* begin Given records *
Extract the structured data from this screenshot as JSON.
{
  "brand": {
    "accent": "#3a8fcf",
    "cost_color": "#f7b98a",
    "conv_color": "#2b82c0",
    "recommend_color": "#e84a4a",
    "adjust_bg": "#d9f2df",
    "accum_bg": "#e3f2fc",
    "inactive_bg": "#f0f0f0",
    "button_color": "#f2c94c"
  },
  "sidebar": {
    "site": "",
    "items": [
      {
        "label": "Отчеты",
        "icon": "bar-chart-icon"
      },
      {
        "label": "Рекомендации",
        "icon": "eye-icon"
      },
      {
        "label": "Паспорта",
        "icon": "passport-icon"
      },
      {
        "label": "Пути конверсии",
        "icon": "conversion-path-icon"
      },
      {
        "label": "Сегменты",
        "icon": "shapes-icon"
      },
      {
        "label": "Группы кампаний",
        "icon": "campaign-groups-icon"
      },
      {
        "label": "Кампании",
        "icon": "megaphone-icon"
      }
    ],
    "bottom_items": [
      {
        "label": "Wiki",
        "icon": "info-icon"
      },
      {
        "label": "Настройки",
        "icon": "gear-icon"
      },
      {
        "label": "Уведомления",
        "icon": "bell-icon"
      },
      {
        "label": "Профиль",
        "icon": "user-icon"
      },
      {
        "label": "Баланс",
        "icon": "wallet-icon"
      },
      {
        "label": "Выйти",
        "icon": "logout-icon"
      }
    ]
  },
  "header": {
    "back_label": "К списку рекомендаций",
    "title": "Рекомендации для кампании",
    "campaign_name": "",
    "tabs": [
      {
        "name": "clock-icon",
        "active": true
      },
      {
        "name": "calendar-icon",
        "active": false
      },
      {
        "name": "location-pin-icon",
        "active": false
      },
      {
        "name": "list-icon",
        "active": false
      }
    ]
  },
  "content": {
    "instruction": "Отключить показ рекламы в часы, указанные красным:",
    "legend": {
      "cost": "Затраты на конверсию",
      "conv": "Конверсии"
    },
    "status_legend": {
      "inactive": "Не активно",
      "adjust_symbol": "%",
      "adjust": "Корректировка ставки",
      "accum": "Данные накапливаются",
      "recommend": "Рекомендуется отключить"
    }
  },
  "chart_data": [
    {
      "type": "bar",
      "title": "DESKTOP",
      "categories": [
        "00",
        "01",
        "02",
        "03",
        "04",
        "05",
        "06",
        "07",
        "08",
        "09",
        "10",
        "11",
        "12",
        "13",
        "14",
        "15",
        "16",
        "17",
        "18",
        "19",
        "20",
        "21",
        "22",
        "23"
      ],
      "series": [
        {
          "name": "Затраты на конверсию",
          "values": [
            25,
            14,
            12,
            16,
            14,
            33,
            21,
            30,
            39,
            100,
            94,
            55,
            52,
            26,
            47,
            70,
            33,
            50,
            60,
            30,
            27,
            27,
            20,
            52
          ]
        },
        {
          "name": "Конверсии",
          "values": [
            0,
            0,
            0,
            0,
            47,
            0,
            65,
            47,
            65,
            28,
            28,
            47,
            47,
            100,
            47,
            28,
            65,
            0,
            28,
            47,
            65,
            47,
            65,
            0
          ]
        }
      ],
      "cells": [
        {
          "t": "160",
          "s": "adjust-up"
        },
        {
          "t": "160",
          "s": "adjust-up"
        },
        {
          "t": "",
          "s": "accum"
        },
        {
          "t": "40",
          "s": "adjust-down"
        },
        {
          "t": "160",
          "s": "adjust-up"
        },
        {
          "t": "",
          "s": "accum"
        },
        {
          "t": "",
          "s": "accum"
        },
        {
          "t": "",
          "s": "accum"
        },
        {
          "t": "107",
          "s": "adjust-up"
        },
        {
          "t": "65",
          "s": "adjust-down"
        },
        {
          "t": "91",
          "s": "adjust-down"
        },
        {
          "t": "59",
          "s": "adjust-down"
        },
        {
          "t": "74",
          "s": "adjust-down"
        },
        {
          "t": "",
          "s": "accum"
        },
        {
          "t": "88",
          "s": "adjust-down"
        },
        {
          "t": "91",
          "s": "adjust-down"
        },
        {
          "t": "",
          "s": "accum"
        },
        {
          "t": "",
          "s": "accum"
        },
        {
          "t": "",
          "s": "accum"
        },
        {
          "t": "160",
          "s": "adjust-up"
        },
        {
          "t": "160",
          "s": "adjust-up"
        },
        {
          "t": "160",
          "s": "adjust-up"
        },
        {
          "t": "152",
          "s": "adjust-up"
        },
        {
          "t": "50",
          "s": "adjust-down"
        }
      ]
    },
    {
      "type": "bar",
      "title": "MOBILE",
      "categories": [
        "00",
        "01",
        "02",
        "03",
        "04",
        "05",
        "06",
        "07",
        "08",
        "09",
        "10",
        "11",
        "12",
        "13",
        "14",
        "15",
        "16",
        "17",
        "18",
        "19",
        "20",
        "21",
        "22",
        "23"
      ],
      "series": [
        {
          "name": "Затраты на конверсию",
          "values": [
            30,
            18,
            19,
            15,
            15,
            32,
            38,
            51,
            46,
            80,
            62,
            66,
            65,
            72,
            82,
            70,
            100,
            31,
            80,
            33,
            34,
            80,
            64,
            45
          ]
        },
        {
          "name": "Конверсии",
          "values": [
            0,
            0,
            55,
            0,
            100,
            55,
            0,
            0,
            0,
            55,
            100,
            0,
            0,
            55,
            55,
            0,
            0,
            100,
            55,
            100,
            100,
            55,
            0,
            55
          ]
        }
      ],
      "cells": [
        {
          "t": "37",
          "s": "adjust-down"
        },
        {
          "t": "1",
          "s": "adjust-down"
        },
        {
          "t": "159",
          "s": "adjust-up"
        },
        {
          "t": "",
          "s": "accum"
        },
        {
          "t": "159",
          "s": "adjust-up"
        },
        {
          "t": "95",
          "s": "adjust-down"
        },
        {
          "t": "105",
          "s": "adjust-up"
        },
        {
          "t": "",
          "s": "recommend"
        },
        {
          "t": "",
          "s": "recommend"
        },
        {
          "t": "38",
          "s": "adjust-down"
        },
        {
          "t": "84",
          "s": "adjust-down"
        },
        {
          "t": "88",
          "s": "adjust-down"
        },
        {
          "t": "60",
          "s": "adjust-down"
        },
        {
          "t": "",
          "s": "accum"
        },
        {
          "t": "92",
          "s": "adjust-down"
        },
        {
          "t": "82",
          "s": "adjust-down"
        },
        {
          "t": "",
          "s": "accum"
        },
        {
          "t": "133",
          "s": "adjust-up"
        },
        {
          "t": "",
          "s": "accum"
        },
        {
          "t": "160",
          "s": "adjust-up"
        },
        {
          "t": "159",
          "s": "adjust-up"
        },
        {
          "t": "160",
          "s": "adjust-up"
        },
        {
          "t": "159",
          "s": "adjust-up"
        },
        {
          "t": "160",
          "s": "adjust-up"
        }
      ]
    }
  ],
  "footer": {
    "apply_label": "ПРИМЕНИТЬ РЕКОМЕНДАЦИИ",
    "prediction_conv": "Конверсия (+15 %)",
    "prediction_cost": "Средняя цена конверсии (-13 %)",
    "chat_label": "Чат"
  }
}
* end Given records *
- **What you are asked to do**
Each line of the listing should be echoed back exactly.

- **Response below**
Extract the structured data from this screenshot as JSON.
{
  "brand": {
    "accent": "#3a8fcf",
    "cost_color": "#f7b98a",
    "conv_color": "#2b82c0",
    "recommend_color": "#e84a4a",
    "adjust_bg": "#d9f2df",
    "accum_bg": "#e3f2fc",
    "inactive_bg": "#f0f0f0",
    "button_color": "#f2c94c"
  },
  "sidebar": {
    "site": "",
    "items": [
      {
        "label": "Отчеты",
        "icon": "bar-chart-icon"
      },
      {
        "label": "Рекомендации",
        "icon": "eye-icon"
      },
      {
        "label": "Паспорта",
        "icon": "passport-icon"
      },
      {
        "label": "Пути конверсии",
        "icon": "conversion-path-icon"
      },
      {
        "label": "Сегменты",
        "icon": "shapes-icon"
      },
      {
        "label": "Группы кампаний",
        "icon": "campaign-groups-icon"
      },
      {
        "label": "Кампании",
        "icon": "megaphone-icon"
      }
    ],
    "bottom_items": [
      {
        "label": "Wiki",
        "icon": "info-icon"
      },
      {
        "label": "Настройки",
        "icon": "gear-icon"
      },
      {
        "label": "Уведомления",
        "icon": "bell-icon"
      },
      {
        "label": "Профиль",
        "icon": "user-icon"
      },
      {
        "label": "Баланс",
        "icon": "wallet-icon"
      },
      {
        "label": "Выйти",
        "icon": "logout-icon"
      }
    ]
  },
  "header": {
    "back_label": "К списку рекомендаций",
    "title": "Рекомендации для кампании",
    "campaign_name": "",
    "tabs": [
      {
        "name": "clock-icon",
        "active": true
      },
      {
        "name": "calendar-icon",
        "active": false
      },
      {
        "name": "location-pin-icon",
        "active": false
      },
      {
        "name": "list-icon",
        "active": false
      }
    ]
  },
  "content": {
    "instruction": "Отключить показ рекламы в часы, указанные красным:",
    "legend": {
      "cost": "Затраты на конверсию",
      "conv": "Конверсии"
    },
    "status_legend": {
      "inactive": "Не активно",
      "adjust_symbol": "%",
      "adjust": "Корректировка ставки",
      "accum": "Данные накапливаются",
      "recommend": "Рекомендуется отключить"
    }
  },
  "chart_data": [
    {
      "type": "bar",
      "title": "DESKTOP",
      "categories": [
        "00",
        "01",
        "02",
        "03",
        "04",
        "05",
        "06",
        "07",
        "08",
        "09",
        "10",
        "11",
        "12",
        "13",
        "14",
        "15",
        "16",
        "17",
        "18",
        "19",
        "20",
        "21",
        "22",
        "23"
      ],
      "series": [
        {
          "name": "Затраты на конверсию",
          "values": [
            25,
            14,
            12,
            16,
            14,
            33,
            21,
            30,
            39,
            100,
            94,
            55,
            52,
            26,
            47,
            70,
            33,
            50,
            60,
            30,
            27,
            27,
            20,
            52
          ]
        },
        {
          "name": "Конверсии",
          "values": [
            0,
            0,
            0,
            0,
            47,
            0,
            65,
            47,
            65,
            28,
            28,
            47,
            47,
            100,
            47,
            28,
            65,
            0,
            28,
            47,
            65,
            47,
            65,
            0
          ]
        }
      ],
      "cells": [
        {
          "t": "160",
          "s": "adjust-up"
        },
        {
          "t": "160",
          "s": "adjust-up"
        },
        {
          "t": "",
          "s": "accum"
        },
        {
          "t": "40",
          "s": "adjust-down"
        },
        {
          "t": "160",
          "s": "adjust-up"
        },
        {
          "t": "",
          "s": "accum"
        },
        {
          "t": "",
          "s": "accum"
        },
        {
          "t": "",
          "s": "accum"
        },
        {
          "t": "107",
          "s": "adjust-up"
        },
        {
          "t": "65",
          "s": "adjust-down"
        },
        {
          "t": "91",
          "s": "adjust-down"
        },
        {
          "t": "59",
          "s": "adjust-down"
        },
        {
          "t": "74",
          "s": "adjust-down"
        },
        {
          "t": "",
          "s": "accum"
        },
        {
          "t": "88",
          "s": "adjust-down"
        },
        {
          "t": "91",
          "s": "adjust-down"
        },
        {
          "t": "",
          "s": "accum"
        },
        {
          "t": "",
          "s": "accum"
        },
        {
          "t": "",
          "s": "accum"
        },
        {
          "t": "160",
          "s": "adjust-up"
        },
        {
          "t": "160",
          "s": "adjust-up"
        },
        {
          "t": "160",
          "s": "adjust-up"
        },
        {
          "t": "152",
          "s": "adjust-up"
        },
        {
          "t": "50",
          "s": "adjust-down"
        }
      ]
    },
    {
      "type": "bar",
      "title": "MOBILE",
      "categories": [
        "00",
        "01",
        "02",
        "03",
        "04",
        "05",
        "06",
        "07",
        "08",
        "09",
        "10",
        "11",
        "12",
        "13",
        "14",
        "15",
        "16",
        "17",
        "18",
        "19",
        "20",
        "21",
        "22",
        "23"
      ],
      "series": [
        {
          "name": "Затраты на конверсию",
          "values": [
            30,
            18,
            19,
            15,
            15,
            32,
            38,
            51,
            46,
            80,
            62,
            66,
            65,
            72,
            82,
            70,
            100,
            31,
            80,
            33,
            34,
            80,
            64,
            45
          ]
        },
        {
          "name": "Конверсии",
          "values": [
            0,
            0,
            55,
            0,
            100,
            55,
            0,
            0,
            0,
            55,
            100,
            0,
            0,
            55,
            55,
            0,
            0,
            100,
            55,
            100,
            100,
            55,
            0,
            55
          ]
        }
      ],
      "cells": [
        {
          "t": "37",
          "s": "adjust-down"
        },
        {
          "t": "1",
          "s": "adjust-down"
        },
        {
          "t": "159",
          "s": "adjust-up"
        },
        {
          "t": "",
          "s": "accum"
        },
        {
          "t": "159",
          "s": "adjust-up"
        },
        {
          "t": "95",
          "s": "adjust-down"
        },
        {
          "t": "105",
          "s": "adjust-up"
        },
        {
          "t": "",
          "s": "recommend"
        },
        {
          "t": "",
          "s": "recommend"
        },
        {
          "t": "38",
          "s": "adjust-down"
        },
        {
          "t": "84",
          "s": "adjust-down"
        },
        {
          "t": "88",
          "s": "adjust-down"
        },
        {
          "t": "60",
          "s": "adjust-down"
        },
        {
          "t": "",
          "s": "accum"
        },
        {
          "t": "92",
          "s": "adjust-down"
        },
        {
          "t": "82",
          "s": "adjust-down"
        },
        {
          "t": "",
          "s": "accum"
        },
        {
          "t": "133",
          "s": "adjust-up"
        },
        {
          "t": "",
          "s": "accum"
        },
        {
          "t": "160",
          "s": "adjust-up"
        },
        {
          "t": "159",
          "s": "adjust-up"
        },
        {
          "t": "160",
          "s": "adjust-up"
        },
        {
          "t": "159",
          "s": "adjust-up"
        },
        {
          "t": "160",
          "s": "adjust-up"
        }
      ]
    }
  ],
  "footer": {
    "apply_label": "ПРИМЕНИТЬ РЕКОМЕНДАЦИИ",
    "prediction_conv": "Конверсия (+15 %)",
    "prediction_cost": "Средняя цена конверсии (-13 %)",
    "chat_label": "Чат"
  }
}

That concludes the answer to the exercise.